Tasks —
1. Could you update the Blue Jays article between "What’s Prince Fielder" and "Matsuzaka in 2006.", inclusive, swapping "press release" for "statement"?
2. Could you carry the Blue Jays article on the Darvish posting further, starting after its last sentence?

Excerpt provided —
The Toronto Blue Jays and the rest of the baseball world have moved beyond Yu Darvish. Phone calls are being made, starting pitchers with bona fide Major League track records such as Gio Gonzalez and Matt Garza are finding their names back in the rumour mill on this Tuesday morning and – hey – does anybody have Scott Boras’s phone number?
What’s Prince Fielder up to?
Shortly after 11 p.m. Monday, baseball commissioner Bud Selig’s office issued a press release stating that the Texas Rangers had won the sealed bidding or posting process for Darvish, a 25-year-old, free-agent Japanese right-hander. The winning bid, which gives the Rangers a 30-day window of exclusivity to negotiate with Darvish, was $51.7-million according to Yahoo! Sports, or $600,000 more than the Boston Red Sox paid to negotiate with Daisuke Matsuzaka in 2006.
Unfortunately for the Blue Jays and general manager Alex Anthopoulos – who in a Tuesday morning conference call with reporters refused to confirm that the team made a bid - pulling their fan base back from the edge of the precipice won’t be easy. The Blue Jays have done a poor job of managing expectations this off-season and anybody who says that isn’t part of the game in the age of social media hasn’t been paying attention. There has been a marked shift to the negative in the dialogue surrounding the team since Anthopoulos dampened enthusiasm at the winter meetings by talking about “payroll parameters,” by essentially twinning the rise in payroll with an increase in revenue and leaving no doubt that revenue comes first.
Anthopoulos did so again Tuesday, saying: “we have plenty to work with,” but in the next breath stressing the need to be “creative.” “Right now where we are – what we have to work with – the trade market makes the most sense for us,” said Anthopoulos.
Some will cite this as the end of Anthopoulos’s honeymoon period; and it is true that dialogue has shifted. Honestly, does it matter whether the Blue Jays are found to have made the second or third-highest bid? Everybody says Darvish is better than Matsuzaka, yet the winning bid was less than a million more than Matsuzaka’s bid. So to be safe, why would the Blue Jays not bid $2-million more? Or $3-million more? It is true that the sealed bid is only a foot in the door. The winning team then negotiates a contract. So why, with deep-pocketed owners like Rogers Communications, didn’t the Blue Jays kick the door down?
“Not everyone values players the same way,” said Anthopoulos, speaking only in general terms.
And so it will be left for others to spin the story. There are those who will hold out hope that hints from Boras, the agent for Fielder, that his client might accept a shorter contract with a higher annual average value will make the Blue Jays players in that market; that if the Blue Jays were ready to commit $50-million just to talk to a guy who would end up costing another $65-million to sign, why not just give the money to Fielder? That works, if you believe the Blue Jays were ready to pony up for Darvish. And it was Anthopoulos himself who stressed: “The focus is on winning the post.” In his words, a team decides the total amount it is willing to commit to the player, makes its bid and with the money that is left over “takes a shot on signing the player.”

(Layout element records)

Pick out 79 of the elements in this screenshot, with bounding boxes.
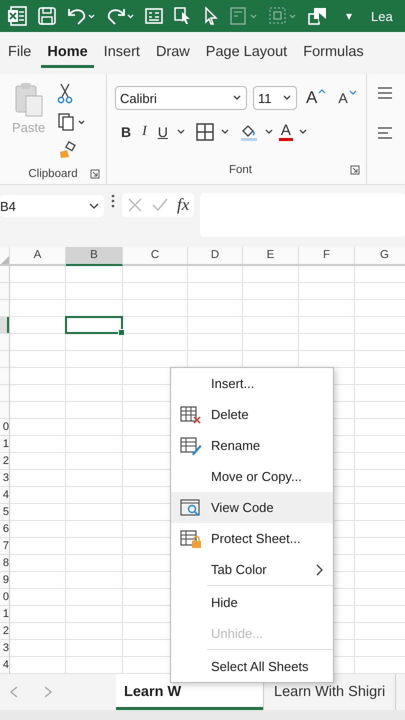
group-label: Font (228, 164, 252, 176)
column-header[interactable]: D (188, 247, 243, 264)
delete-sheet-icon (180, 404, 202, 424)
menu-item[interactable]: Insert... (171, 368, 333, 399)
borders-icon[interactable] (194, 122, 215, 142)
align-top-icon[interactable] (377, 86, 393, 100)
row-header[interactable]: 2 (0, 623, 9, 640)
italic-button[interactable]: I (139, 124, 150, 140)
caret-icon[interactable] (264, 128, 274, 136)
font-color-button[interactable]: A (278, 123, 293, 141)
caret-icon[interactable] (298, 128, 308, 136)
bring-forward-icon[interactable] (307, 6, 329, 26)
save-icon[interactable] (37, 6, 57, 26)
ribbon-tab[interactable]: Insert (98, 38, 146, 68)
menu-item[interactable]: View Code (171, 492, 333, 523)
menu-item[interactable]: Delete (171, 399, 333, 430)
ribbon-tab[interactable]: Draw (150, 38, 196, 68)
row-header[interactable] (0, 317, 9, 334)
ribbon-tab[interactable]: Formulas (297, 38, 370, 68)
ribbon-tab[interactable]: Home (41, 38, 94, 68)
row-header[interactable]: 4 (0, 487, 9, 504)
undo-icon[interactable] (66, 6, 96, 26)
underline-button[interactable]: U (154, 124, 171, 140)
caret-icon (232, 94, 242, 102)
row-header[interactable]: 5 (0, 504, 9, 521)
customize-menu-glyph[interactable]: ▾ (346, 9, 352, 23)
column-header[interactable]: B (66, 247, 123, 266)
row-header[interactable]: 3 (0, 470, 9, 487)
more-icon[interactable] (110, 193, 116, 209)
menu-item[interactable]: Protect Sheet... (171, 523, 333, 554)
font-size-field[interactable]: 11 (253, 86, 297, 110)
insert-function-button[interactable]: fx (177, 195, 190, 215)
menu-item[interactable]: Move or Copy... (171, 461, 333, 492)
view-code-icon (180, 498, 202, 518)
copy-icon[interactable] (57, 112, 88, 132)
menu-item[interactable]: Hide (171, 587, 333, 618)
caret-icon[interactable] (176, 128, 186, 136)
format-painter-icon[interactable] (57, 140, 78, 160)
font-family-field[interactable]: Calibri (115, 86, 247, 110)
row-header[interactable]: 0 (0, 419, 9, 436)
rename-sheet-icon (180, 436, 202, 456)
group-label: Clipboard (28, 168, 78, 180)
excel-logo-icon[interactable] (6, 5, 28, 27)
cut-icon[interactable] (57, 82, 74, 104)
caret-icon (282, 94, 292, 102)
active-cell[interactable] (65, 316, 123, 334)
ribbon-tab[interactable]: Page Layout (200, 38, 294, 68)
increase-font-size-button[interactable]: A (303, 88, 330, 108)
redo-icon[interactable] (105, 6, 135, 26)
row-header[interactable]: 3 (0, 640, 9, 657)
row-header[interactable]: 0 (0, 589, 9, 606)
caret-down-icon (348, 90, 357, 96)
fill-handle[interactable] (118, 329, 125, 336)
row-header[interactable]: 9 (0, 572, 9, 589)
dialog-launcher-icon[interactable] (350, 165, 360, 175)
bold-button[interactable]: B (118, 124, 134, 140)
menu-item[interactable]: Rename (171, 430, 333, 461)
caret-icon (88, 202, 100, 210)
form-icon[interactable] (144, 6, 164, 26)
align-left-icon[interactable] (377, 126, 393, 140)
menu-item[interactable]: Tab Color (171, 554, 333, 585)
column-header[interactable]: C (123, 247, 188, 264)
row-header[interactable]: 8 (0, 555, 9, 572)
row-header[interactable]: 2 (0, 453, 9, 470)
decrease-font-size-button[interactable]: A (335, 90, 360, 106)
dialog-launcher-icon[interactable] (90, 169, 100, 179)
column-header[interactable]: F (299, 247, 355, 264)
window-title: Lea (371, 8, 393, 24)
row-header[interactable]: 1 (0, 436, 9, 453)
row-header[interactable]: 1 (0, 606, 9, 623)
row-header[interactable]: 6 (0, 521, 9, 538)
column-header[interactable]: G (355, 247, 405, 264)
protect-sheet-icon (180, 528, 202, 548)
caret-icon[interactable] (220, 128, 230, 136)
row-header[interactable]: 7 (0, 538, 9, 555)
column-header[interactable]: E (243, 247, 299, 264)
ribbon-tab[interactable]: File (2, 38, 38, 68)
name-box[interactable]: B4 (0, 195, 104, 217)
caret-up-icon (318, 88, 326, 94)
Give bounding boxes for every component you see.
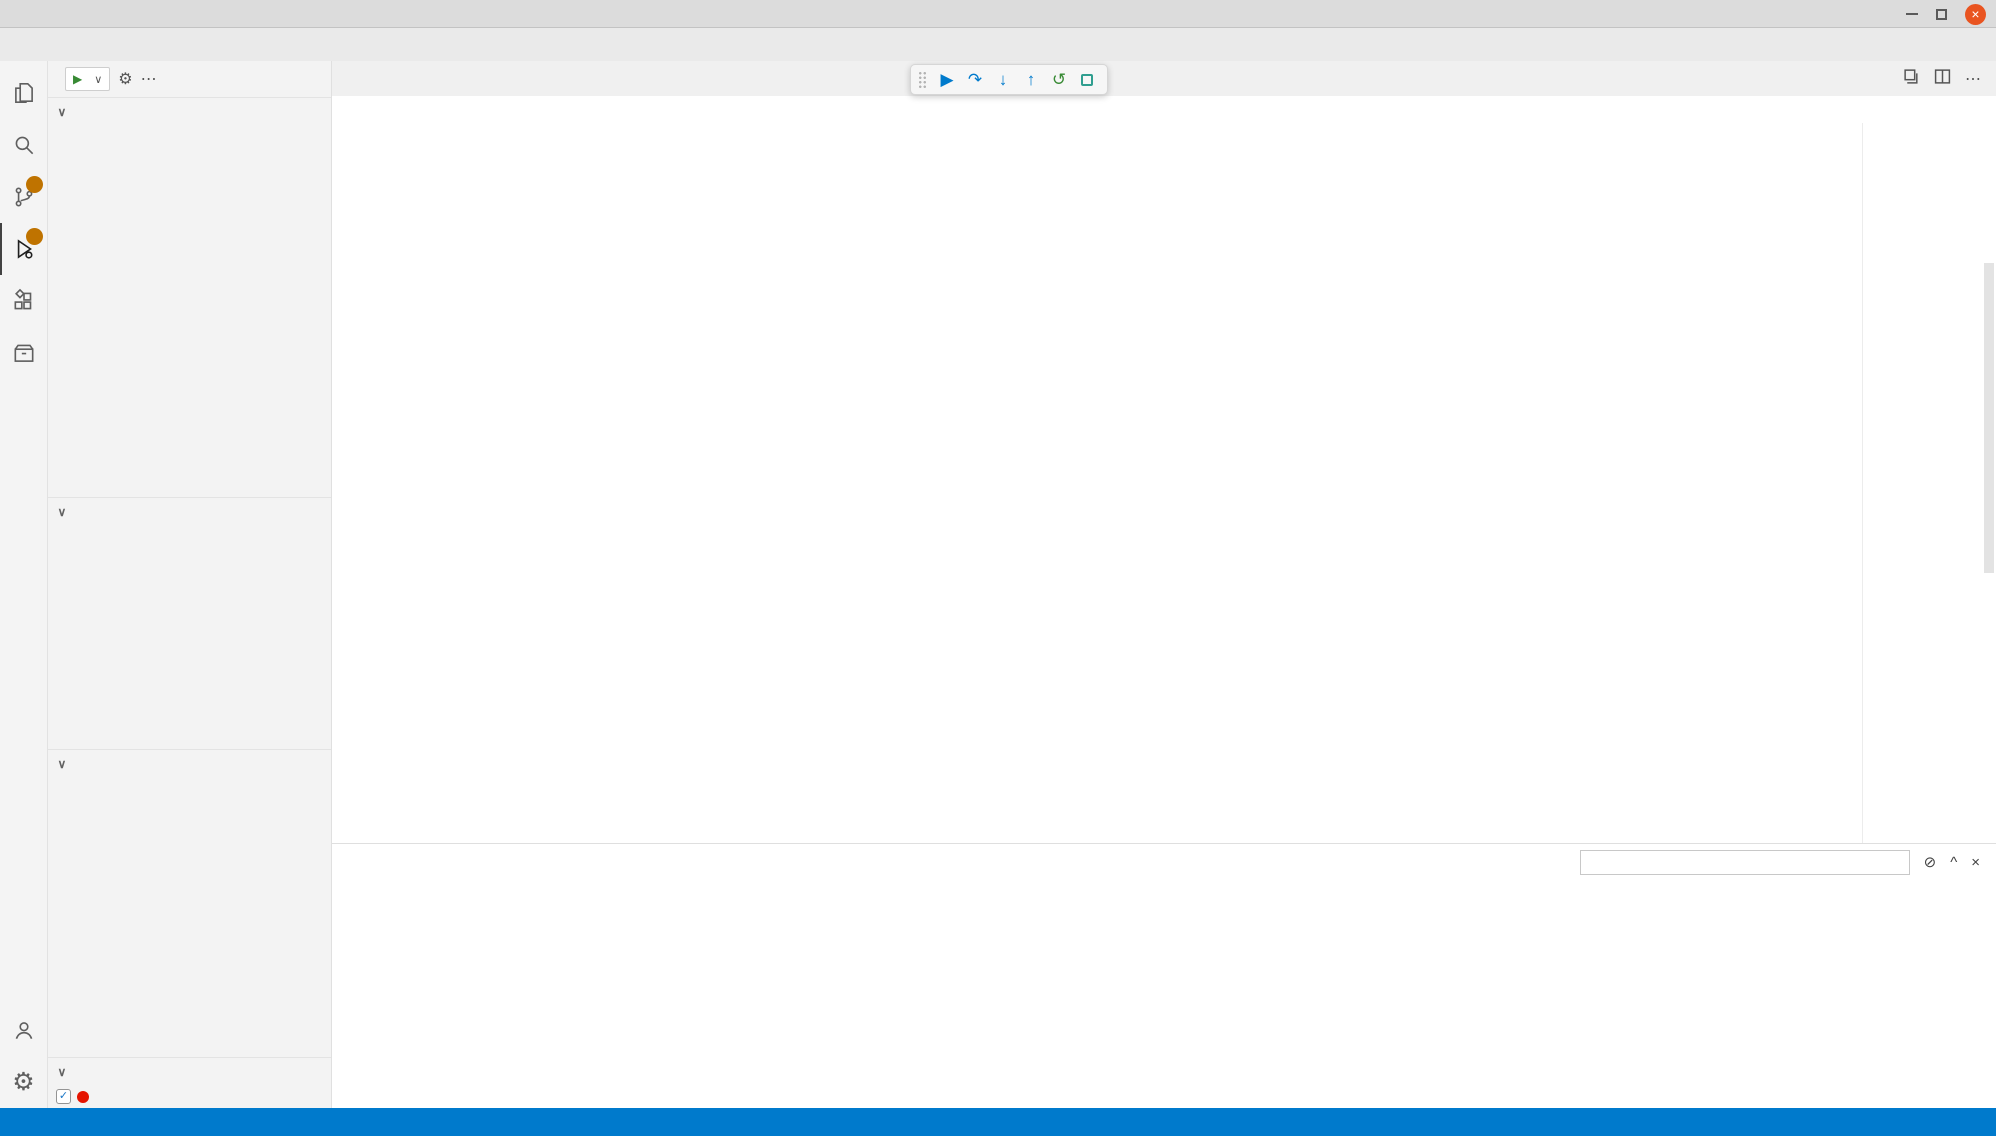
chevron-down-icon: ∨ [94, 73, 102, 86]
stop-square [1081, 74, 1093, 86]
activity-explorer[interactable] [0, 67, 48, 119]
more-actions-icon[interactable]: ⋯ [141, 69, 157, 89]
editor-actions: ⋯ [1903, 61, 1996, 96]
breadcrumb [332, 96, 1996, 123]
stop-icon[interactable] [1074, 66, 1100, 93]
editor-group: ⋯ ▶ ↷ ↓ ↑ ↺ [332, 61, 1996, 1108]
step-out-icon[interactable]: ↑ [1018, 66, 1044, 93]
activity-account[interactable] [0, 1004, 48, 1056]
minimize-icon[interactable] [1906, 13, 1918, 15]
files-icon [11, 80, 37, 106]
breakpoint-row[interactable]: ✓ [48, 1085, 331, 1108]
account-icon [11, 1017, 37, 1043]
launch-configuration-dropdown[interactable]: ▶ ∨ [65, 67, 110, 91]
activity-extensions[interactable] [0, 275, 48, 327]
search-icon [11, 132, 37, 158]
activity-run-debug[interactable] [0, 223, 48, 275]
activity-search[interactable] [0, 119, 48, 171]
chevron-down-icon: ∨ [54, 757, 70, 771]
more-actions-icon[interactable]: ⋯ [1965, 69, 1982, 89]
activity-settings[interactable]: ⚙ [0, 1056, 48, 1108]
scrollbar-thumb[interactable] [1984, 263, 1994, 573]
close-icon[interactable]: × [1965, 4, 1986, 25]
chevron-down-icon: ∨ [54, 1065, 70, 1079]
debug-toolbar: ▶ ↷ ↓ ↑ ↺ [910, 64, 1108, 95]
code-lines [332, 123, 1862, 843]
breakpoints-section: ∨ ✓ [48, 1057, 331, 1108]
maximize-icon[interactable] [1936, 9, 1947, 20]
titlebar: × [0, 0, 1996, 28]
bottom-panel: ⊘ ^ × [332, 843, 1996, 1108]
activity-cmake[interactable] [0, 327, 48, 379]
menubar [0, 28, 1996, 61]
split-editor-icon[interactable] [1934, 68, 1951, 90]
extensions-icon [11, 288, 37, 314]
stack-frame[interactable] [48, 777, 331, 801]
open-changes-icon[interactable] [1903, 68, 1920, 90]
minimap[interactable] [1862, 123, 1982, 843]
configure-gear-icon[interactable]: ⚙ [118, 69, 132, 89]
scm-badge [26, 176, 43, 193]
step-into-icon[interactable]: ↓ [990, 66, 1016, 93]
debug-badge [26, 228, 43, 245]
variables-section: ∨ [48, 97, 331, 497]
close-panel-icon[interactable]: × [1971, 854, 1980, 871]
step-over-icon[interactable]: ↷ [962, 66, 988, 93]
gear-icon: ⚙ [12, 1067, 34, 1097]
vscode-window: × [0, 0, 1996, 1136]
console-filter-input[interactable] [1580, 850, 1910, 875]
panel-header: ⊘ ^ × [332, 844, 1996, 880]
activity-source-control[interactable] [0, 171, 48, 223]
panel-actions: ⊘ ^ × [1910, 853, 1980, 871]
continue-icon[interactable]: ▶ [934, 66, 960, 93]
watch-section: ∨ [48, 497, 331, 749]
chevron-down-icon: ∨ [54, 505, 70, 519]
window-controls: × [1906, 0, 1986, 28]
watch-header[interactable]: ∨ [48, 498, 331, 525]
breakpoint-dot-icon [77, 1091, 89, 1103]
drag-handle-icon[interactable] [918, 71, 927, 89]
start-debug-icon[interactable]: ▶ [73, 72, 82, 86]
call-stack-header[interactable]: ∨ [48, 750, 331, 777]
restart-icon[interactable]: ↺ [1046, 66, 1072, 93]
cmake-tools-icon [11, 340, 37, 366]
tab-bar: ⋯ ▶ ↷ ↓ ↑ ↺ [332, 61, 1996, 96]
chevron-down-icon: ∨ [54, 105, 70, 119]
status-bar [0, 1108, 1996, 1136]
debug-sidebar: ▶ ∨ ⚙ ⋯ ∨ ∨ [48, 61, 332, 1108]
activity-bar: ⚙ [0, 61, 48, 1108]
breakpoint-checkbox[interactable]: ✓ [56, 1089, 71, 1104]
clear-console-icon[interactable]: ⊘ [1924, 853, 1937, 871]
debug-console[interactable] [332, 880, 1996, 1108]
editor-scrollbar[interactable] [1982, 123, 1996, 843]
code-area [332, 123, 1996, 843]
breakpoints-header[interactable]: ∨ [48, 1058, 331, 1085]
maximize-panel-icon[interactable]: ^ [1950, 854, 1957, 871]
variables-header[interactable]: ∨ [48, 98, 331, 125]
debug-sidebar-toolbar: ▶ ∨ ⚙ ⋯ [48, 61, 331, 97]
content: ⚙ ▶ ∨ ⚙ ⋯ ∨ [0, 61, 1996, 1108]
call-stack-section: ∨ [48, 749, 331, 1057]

Answer set —
1.
What’s Prince Fielder up to?
Shortly after 11 p.m. Monday, baseball commissioner Bud Selig’s office issued a statement stating that the Texas Rangers had won the sealed bidding or posting process for Darvish, a 25-year-old, free-agent Japanese right-hander. The winning bid, which gives the Rangers a 30-day window of exclusivity to negotiate with Darvish, was $51.7-million according to Yahoo! Sports, or $600,000 more than the Boston Red Sox paid to negotiate with Daisuke Matsuzaka in 2006.

2.
The Blue Jays have work ahead of them and if you feel the need to re-calibrate, consider this: the Blue Jays have committed just $48-million to 12 players, and, other than arbitration-eligible pitcher Brandon Morrow, the core is signed. The organization has impressive minor-league depth and was a surprise player in trade discussions that saw pitcher Mat Latos go from the San Diego Padres to the Cincinnati Reds for a package of gilt-edged prospects. Now that Darvish is off the market, the free-agent ranks have thinned to the point where trade talks will take precedence.
The Blue Jays can still find another 200 innings on the trade market. Same with bullpen depth. An impactful bat will be more difficult.
As for the last words on Darvish? Jeff Passan of Yahoo! Sports, who broke the story minutes ahead of everybody else, reported that Darvish celebrated “by doing what he does often: he worked out.” Passan says that “he (Darvish) is not going to arrive with a gut and double chin like Daisuke did after the Boston Red Sox plunked down $103.1-million only to see him slog through games before blowing out his elbow.” Darvish’s gents, Don Nomura and Arn Tellem, issued a release calling the Rangers “an extraordinary franchise in an exceptional city with equally exceptional fans,” and while the posturing has begun – Tellem is said to want at least as much as the $75.5-million over five years that CJ Wilson received from the Los Angeles Angels of Anaheim, while the Rangers are said to want to hold the line at $12-million – the fact that Darvish isn’t represented by Scott Boras offers hope of a deal.
Scott Miller of CBS Sports, meanwhile, sees a new battlefront emerging to challenge the New York Yankees and Red Sox as must-see TV. The Angels committed $351-million in free-agent money in two hours at the winter meetings earlier this month, and their payroll for 2012 will be $170-million while the Rangers payroll is now expected to hit $120-$130-million. Less than three years out of bankruptcy, the Rangers are parlaying huge dollars from a regional sports network into a sustained appearance in the post-season.
“Armed with billion-dollar new cable television deals, the Angels and Rangers are the game’s newest Superpowers,” Miller writes, “and their sights are set on each other.” Could the team still be a player for Fielder? “I don’t know if ‘on hold’ is the right term, but this (signing Darvish) definitely has an impact on things,” said Rangers GM Jon Daniels. “We entered into the process understanding that.”
Understand this: signing Darvish is a gamble in baseball terms, even if he appears to be cut from a different cloth than his predecessors. But it is a flexing of serious financial muscle and a sign of intent. Tough not to read the message behind that, and in Toronto on this particular Tuesday morning it’s tough not to be a little envious.